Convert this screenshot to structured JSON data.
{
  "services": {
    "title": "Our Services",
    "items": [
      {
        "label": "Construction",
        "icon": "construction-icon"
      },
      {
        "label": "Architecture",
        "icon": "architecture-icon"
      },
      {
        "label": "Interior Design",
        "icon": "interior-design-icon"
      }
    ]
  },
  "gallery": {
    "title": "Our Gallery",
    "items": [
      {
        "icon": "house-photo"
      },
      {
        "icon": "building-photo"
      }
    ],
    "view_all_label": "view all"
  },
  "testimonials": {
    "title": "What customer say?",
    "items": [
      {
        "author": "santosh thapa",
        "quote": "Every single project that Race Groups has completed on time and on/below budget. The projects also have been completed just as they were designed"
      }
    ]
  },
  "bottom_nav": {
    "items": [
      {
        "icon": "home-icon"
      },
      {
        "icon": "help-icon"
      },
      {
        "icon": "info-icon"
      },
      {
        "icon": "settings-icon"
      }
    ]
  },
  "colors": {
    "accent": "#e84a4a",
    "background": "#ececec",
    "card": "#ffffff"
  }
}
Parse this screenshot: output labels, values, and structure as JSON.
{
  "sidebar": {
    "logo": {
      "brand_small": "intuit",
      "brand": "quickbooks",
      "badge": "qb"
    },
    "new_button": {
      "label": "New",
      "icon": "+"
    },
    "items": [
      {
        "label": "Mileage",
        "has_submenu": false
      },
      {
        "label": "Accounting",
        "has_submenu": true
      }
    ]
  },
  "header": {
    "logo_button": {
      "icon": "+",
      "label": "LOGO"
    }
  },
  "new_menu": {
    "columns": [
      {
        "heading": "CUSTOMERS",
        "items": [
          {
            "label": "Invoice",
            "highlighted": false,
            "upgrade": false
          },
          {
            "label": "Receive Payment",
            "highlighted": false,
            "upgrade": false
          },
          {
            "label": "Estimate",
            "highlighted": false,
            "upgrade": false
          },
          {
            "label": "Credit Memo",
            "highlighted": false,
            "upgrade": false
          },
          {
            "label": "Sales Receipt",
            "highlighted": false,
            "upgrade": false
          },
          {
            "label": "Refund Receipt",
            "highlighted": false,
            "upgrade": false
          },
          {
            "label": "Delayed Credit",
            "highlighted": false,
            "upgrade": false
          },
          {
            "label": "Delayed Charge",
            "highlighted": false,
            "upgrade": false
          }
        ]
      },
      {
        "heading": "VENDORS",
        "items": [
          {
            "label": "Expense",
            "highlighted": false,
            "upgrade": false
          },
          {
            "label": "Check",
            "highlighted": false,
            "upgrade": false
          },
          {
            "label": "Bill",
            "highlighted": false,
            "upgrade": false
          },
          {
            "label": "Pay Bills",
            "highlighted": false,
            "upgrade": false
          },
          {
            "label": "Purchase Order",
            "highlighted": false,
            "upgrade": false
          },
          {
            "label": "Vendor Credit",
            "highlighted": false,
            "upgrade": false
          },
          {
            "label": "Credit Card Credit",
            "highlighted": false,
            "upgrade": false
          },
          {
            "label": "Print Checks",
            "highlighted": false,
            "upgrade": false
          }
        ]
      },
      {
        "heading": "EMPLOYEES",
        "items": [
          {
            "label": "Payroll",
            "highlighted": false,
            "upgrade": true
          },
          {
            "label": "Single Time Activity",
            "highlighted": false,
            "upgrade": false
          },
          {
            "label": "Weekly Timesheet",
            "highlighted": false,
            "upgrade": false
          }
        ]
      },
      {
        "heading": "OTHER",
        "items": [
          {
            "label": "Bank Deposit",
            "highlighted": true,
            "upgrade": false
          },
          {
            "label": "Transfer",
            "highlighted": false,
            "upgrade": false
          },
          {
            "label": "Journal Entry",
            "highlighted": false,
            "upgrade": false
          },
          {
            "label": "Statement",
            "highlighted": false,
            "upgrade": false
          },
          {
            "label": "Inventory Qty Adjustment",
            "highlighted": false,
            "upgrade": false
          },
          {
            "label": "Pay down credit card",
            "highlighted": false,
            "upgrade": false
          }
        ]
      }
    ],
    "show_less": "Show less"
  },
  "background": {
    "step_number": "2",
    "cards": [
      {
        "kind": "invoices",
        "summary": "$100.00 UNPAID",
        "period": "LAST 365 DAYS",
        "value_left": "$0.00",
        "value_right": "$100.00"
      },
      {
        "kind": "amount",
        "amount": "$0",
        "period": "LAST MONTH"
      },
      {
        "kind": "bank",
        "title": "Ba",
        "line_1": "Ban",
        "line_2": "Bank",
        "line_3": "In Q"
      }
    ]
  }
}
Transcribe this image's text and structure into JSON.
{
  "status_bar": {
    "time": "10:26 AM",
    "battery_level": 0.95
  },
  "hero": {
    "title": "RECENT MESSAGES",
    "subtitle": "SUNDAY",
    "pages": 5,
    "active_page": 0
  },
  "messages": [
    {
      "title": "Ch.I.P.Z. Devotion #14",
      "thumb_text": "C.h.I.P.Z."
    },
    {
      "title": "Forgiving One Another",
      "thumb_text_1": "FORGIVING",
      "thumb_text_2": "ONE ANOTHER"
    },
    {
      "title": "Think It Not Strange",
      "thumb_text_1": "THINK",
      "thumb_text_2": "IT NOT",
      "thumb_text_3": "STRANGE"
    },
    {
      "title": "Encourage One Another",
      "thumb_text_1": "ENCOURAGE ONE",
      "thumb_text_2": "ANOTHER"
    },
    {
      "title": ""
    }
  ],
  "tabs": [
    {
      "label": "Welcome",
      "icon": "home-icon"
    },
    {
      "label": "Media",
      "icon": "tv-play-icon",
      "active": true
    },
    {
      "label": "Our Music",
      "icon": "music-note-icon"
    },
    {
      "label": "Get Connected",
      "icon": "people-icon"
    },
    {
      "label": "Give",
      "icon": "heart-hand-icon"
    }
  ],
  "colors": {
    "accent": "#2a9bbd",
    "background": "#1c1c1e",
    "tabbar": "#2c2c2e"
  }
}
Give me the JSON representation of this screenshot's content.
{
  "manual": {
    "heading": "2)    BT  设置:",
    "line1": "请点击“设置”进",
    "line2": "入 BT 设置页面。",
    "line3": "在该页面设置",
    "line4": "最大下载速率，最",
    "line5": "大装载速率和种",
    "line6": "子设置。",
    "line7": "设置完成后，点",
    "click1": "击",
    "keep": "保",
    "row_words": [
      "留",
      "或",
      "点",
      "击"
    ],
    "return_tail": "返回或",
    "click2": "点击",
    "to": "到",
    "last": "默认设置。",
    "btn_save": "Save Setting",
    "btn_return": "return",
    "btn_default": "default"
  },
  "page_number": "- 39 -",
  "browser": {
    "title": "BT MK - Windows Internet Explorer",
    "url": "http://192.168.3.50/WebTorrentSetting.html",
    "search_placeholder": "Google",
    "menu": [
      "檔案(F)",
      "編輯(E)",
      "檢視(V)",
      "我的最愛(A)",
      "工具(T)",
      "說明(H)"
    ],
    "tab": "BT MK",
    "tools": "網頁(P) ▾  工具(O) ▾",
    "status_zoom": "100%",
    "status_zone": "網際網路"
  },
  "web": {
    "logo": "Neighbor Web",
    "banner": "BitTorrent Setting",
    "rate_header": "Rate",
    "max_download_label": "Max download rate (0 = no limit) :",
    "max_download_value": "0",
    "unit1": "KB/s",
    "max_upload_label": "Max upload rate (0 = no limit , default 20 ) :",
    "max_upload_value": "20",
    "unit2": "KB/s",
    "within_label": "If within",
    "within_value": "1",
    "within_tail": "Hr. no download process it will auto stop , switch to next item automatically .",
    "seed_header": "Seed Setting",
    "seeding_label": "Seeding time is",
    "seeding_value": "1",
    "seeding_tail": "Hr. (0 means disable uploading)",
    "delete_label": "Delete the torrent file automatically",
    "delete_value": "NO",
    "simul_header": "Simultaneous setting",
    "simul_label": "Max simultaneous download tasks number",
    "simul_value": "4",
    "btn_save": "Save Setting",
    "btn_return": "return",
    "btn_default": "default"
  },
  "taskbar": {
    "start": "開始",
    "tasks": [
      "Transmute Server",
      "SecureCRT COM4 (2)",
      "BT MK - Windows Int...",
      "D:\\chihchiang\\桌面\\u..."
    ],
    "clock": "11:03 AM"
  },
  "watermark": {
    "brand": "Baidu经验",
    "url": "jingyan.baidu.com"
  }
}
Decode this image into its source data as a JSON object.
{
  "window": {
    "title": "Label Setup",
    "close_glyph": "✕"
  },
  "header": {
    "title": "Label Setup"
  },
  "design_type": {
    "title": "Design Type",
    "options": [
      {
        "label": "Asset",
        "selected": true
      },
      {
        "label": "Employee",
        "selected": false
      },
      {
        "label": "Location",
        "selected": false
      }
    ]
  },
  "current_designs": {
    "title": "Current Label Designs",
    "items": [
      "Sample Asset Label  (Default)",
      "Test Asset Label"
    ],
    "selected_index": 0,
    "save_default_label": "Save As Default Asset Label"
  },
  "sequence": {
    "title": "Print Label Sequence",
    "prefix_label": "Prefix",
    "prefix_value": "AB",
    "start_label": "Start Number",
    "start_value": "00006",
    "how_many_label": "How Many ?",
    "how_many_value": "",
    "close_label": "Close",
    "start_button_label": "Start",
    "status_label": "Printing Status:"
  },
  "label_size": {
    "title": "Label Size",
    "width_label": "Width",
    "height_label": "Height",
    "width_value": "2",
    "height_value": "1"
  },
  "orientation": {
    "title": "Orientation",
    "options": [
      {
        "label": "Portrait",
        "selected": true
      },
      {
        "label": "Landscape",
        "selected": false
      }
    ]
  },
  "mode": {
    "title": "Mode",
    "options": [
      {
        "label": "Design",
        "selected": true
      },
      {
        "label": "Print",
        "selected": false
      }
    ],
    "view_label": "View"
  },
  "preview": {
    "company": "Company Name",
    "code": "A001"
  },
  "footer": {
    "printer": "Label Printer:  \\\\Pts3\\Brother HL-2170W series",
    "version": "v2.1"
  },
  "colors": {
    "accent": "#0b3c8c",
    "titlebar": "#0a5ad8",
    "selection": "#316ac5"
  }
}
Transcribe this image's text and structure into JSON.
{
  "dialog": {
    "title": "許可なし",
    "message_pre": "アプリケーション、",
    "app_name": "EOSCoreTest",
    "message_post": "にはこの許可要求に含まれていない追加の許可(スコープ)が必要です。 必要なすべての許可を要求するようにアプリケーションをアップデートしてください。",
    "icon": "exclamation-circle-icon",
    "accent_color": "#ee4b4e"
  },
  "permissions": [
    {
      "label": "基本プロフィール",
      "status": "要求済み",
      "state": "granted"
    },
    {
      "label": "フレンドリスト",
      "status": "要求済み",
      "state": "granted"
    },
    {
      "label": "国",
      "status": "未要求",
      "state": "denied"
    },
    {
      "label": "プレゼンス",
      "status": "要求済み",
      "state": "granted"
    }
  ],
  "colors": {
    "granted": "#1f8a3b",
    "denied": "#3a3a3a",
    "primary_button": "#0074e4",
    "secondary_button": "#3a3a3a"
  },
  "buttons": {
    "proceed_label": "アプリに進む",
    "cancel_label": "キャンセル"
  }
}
-*-
Task to complete:
Select all lines in the listing that include the word "Receipt".

Response:
            "label": "Sales Receipt",
            "label": "Refund Receipt",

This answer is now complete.